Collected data
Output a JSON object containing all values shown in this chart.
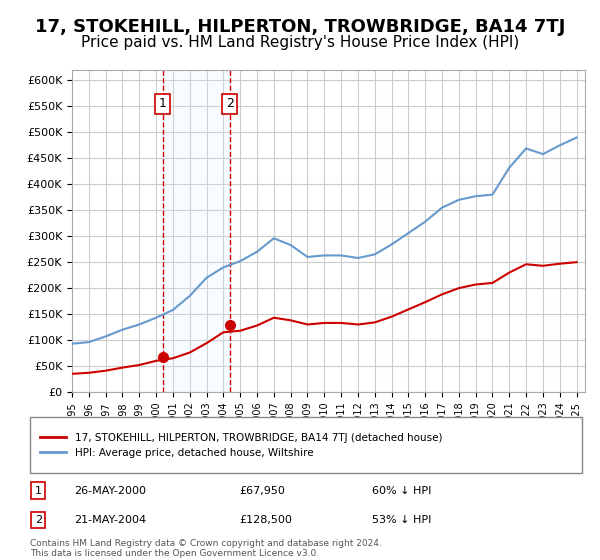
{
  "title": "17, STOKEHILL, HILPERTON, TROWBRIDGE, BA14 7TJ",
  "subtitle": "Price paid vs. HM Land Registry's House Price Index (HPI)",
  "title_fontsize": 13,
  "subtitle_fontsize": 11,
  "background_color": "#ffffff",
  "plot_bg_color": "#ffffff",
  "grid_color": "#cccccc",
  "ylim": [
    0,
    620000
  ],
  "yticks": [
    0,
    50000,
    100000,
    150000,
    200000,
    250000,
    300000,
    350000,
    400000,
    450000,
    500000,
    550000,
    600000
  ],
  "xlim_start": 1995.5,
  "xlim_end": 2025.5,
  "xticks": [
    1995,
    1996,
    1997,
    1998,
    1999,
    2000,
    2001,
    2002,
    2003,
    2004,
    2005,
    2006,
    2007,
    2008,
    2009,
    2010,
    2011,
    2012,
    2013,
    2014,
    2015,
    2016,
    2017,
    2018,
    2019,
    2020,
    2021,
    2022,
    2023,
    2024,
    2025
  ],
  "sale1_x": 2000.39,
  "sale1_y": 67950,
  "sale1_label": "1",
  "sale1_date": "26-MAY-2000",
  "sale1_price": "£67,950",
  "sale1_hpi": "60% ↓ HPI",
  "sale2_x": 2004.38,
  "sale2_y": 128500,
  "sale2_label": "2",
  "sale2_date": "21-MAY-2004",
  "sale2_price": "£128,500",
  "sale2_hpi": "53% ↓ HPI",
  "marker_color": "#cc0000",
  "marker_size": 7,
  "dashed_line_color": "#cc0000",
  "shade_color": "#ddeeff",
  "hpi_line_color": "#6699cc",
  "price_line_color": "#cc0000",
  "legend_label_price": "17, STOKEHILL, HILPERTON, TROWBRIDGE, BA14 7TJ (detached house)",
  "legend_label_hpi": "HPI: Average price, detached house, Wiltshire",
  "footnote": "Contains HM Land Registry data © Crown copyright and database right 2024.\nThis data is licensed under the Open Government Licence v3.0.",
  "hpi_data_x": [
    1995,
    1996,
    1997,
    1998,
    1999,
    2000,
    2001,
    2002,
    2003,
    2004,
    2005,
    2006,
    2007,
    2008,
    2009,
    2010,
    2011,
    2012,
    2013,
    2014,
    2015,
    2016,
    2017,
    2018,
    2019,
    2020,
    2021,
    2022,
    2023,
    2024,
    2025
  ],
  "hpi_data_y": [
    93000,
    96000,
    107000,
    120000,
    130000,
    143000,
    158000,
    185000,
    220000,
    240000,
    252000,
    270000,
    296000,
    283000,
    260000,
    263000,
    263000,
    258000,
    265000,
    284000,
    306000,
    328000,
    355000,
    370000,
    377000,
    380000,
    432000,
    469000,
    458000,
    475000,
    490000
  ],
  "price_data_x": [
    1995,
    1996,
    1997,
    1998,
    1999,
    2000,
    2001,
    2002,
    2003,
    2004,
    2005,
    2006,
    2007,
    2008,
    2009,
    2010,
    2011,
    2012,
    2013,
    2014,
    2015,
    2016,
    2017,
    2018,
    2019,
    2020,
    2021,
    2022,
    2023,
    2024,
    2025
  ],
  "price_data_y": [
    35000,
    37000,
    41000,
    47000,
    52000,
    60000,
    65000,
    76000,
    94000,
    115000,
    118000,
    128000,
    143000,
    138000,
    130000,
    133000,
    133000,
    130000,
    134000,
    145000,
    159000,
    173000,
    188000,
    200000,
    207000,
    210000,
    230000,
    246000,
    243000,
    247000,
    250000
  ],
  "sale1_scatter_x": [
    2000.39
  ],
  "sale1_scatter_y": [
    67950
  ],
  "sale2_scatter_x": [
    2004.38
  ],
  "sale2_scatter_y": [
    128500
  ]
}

__THE PROBLEM__: Set down every entry word for word, but omit the pictures.

__ANSWER TO THE TASK__:
Output a JSON object containing all values shown in this chart.
{
  "title": "17, STOKEHILL, HILPERTON, TROWBRIDGE, BA14 7TJ",
  "subtitle": "Price paid vs. HM Land Registry's House Price Index (HPI)",
  "title_fontsize": 13,
  "subtitle_fontsize": 11,
  "background_color": "#ffffff",
  "plot_bg_color": "#ffffff",
  "grid_color": "#cccccc",
  "ylim": [
    0,
    620000
  ],
  "yticks": [
    0,
    50000,
    100000,
    150000,
    200000,
    250000,
    300000,
    350000,
    400000,
    450000,
    500000,
    550000,
    600000
  ],
  "xlim_start": 1995.5,
  "xlim_end": 2025.5,
  "xticks": [
    1995,
    1996,
    1997,
    1998,
    1999,
    2000,
    2001,
    2002,
    2003,
    2004,
    2005,
    2006,
    2007,
    2008,
    2009,
    2010,
    2011,
    2012,
    2013,
    2014,
    2015,
    2016,
    2017,
    2018,
    2019,
    2020,
    2021,
    2022,
    2023,
    2024,
    2025
  ],
  "sale1_x": 2000.39,
  "sale1_y": 67950,
  "sale1_label": "1",
  "sale1_date": "26-MAY-2000",
  "sale1_price": "£67,950",
  "sale1_hpi": "60% ↓ HPI",
  "sale2_x": 2004.38,
  "sale2_y": 128500,
  "sale2_label": "2",
  "sale2_date": "21-MAY-2004",
  "sale2_price": "£128,500",
  "sale2_hpi": "53% ↓ HPI",
  "marker_color": "#cc0000",
  "marker_size": 7,
  "dashed_line_color": "#cc0000",
  "shade_color": "#ddeeff",
  "hpi_line_color": "#6699cc",
  "price_line_color": "#cc0000",
  "legend_label_price": "17, STOKEHILL, HILPERTON, TROWBRIDGE, BA14 7TJ (detached house)",
  "legend_label_hpi": "HPI: Average price, detached house, Wiltshire",
  "footnote": "Contains HM Land Registry data © Crown copyright and database right 2024.\nThis data is licensed under the Open Government Licence v3.0.",
  "hpi_data_x": [
    1995,
    1996,
    1997,
    1998,
    1999,
    2000,
    2001,
    2002,
    2003,
    2004,
    2005,
    2006,
    2007,
    2008,
    2009,
    2010,
    2011,
    2012,
    2013,
    2014,
    2015,
    2016,
    2017,
    2018,
    2019,
    2020,
    2021,
    2022,
    2023,
    2024,
    2025
  ],
  "hpi_data_y": [
    93000,
    96000,
    107000,
    120000,
    130000,
    143000,
    158000,
    185000,
    220000,
    240000,
    252000,
    270000,
    296000,
    283000,
    260000,
    263000,
    263000,
    258000,
    265000,
    284000,
    306000,
    328000,
    355000,
    370000,
    377000,
    380000,
    432000,
    469000,
    458000,
    475000,
    490000
  ],
  "price_data_x": [
    1995,
    1996,
    1997,
    1998,
    1999,
    2000,
    2001,
    2002,
    2003,
    2004,
    2005,
    2006,
    2007,
    2008,
    2009,
    2010,
    2011,
    2012,
    2013,
    2014,
    2015,
    2016,
    2017,
    2018,
    2019,
    2020,
    2021,
    2022,
    2023,
    2024,
    2025
  ],
  "price_data_y": [
    35000,
    37000,
    41000,
    47000,
    52000,
    60000,
    65000,
    76000,
    94000,
    115000,
    118000,
    128000,
    143000,
    138000,
    130000,
    133000,
    133000,
    130000,
    134000,
    145000,
    159000,
    173000,
    188000,
    200000,
    207000,
    210000,
    230000,
    246000,
    243000,
    247000,
    250000
  ],
  "sale1_scatter_x": [
    2000.39
  ],
  "sale1_scatter_y": [
    67950
  ],
  "sale2_scatter_x": [
    2004.38
  ],
  "sale2_scatter_y": [
    128500
  ]
}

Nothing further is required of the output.